> [DIRECTIONS FOR THIS TASK]: Find each line holding "ATIS" and copy it out.

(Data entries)

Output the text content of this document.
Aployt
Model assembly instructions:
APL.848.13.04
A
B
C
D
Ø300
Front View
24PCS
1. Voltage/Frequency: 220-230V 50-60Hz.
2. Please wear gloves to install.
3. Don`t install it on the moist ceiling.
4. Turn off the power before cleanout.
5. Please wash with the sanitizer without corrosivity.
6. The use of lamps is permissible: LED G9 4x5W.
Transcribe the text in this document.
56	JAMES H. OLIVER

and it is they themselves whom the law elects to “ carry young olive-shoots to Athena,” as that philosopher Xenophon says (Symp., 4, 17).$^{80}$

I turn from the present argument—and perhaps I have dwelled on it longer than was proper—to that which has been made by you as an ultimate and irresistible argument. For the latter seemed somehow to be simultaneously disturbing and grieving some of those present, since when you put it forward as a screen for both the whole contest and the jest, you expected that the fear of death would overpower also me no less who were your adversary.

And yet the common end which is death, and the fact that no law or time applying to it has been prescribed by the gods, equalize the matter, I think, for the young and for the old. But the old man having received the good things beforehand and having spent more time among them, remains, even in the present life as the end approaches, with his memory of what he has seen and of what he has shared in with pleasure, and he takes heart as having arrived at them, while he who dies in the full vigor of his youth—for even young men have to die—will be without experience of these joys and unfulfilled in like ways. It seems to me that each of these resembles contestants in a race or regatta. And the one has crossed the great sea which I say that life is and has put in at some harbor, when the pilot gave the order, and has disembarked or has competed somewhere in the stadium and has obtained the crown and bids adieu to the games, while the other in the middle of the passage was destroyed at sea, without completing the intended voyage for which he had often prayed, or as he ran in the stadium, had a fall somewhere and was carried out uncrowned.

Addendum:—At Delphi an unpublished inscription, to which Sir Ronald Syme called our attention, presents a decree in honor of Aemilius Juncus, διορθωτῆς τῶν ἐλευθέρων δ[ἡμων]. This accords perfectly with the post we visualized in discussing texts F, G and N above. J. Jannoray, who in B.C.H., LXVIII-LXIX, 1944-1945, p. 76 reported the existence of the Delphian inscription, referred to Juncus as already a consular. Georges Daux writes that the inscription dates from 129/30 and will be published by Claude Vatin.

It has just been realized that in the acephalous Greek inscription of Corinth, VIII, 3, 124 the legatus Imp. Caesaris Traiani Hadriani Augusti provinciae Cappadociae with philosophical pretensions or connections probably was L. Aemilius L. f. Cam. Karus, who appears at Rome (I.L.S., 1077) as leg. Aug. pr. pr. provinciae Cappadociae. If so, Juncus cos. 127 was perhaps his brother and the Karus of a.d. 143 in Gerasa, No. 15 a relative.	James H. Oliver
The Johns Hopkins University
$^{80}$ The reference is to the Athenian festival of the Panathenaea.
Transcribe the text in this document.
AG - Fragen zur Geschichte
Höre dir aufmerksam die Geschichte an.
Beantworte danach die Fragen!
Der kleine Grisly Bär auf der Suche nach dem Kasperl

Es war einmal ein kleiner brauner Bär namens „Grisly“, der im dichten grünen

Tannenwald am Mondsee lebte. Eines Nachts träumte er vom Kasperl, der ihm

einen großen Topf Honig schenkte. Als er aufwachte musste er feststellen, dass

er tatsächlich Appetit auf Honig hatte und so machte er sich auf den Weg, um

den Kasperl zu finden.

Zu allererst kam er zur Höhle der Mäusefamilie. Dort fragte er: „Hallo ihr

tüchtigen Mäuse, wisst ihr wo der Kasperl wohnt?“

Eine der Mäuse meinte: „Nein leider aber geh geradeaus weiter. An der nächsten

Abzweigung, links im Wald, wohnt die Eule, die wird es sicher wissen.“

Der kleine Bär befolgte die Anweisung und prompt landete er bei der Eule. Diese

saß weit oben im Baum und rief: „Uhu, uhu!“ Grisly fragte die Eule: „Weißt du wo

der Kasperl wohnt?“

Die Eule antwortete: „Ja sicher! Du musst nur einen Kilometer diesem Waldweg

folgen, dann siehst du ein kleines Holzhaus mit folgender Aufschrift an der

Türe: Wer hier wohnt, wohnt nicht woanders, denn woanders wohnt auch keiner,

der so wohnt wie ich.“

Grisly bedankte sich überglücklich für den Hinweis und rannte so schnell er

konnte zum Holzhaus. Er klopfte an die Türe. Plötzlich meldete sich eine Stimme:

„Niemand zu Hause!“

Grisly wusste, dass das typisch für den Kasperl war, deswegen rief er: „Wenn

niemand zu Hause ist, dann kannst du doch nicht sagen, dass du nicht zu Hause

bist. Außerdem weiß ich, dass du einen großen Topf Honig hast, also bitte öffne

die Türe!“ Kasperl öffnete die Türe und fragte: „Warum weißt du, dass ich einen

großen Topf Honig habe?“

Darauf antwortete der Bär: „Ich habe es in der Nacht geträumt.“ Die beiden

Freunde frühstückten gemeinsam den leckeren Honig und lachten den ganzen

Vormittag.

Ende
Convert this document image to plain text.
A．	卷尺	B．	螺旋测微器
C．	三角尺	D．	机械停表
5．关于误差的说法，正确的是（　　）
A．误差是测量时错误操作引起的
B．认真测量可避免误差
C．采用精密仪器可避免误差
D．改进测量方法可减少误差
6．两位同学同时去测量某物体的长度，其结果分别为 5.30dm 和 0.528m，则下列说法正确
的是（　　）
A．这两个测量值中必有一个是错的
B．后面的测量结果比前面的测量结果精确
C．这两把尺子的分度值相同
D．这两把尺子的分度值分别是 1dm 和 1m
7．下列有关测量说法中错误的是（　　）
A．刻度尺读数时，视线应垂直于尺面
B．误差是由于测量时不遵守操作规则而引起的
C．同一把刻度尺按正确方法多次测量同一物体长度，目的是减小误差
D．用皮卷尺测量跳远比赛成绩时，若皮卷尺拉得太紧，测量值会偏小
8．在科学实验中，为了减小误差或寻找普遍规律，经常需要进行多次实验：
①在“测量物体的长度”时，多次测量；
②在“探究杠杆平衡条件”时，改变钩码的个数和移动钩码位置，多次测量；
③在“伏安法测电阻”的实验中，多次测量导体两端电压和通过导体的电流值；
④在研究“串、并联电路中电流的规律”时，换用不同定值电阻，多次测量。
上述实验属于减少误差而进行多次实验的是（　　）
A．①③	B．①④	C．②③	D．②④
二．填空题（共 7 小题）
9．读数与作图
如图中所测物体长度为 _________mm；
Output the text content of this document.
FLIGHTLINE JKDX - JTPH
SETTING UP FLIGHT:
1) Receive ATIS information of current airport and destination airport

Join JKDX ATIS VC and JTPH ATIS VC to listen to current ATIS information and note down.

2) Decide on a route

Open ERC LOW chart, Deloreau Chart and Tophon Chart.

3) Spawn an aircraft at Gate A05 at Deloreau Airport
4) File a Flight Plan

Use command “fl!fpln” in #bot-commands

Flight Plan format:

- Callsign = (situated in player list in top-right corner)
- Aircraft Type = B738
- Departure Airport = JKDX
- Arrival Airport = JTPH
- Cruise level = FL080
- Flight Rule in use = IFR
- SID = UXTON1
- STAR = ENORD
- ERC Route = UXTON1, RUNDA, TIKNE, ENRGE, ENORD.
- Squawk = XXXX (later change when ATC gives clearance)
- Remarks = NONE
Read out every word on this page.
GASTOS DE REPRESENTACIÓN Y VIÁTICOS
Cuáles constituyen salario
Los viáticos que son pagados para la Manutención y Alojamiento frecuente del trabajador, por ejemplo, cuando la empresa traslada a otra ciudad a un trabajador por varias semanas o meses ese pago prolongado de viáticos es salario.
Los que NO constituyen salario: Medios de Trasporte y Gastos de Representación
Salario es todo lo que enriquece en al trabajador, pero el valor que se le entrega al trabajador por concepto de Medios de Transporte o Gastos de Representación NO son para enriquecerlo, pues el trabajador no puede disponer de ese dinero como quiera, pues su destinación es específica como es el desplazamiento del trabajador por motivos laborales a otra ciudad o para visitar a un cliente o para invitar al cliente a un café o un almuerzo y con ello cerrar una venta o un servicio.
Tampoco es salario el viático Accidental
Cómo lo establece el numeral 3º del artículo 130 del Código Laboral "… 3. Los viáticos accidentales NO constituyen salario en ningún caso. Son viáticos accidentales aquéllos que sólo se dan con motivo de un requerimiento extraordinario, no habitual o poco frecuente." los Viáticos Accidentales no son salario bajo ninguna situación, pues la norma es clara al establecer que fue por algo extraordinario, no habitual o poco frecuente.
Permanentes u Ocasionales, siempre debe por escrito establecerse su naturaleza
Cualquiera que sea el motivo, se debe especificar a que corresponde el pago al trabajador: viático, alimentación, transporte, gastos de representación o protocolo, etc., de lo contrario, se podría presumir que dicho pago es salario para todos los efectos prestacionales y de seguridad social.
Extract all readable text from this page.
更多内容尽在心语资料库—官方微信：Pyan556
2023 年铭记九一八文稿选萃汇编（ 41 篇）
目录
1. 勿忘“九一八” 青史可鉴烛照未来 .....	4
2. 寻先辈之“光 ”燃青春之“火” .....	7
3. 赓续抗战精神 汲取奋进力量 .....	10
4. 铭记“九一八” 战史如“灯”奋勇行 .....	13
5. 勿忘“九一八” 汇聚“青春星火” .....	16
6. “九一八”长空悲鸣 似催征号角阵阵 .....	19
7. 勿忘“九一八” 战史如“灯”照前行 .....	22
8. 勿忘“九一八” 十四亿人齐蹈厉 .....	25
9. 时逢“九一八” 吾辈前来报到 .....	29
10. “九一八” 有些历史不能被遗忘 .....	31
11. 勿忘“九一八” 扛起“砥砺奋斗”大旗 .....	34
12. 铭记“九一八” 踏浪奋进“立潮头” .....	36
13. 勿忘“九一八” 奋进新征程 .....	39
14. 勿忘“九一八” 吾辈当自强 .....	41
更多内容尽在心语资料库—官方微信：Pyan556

> [RESULT]:
1) Receive ATIS information of current airport and destination airport
Join JKDX ATIS VC and JTPH ATIS VC to listen to current ATIS information and note down.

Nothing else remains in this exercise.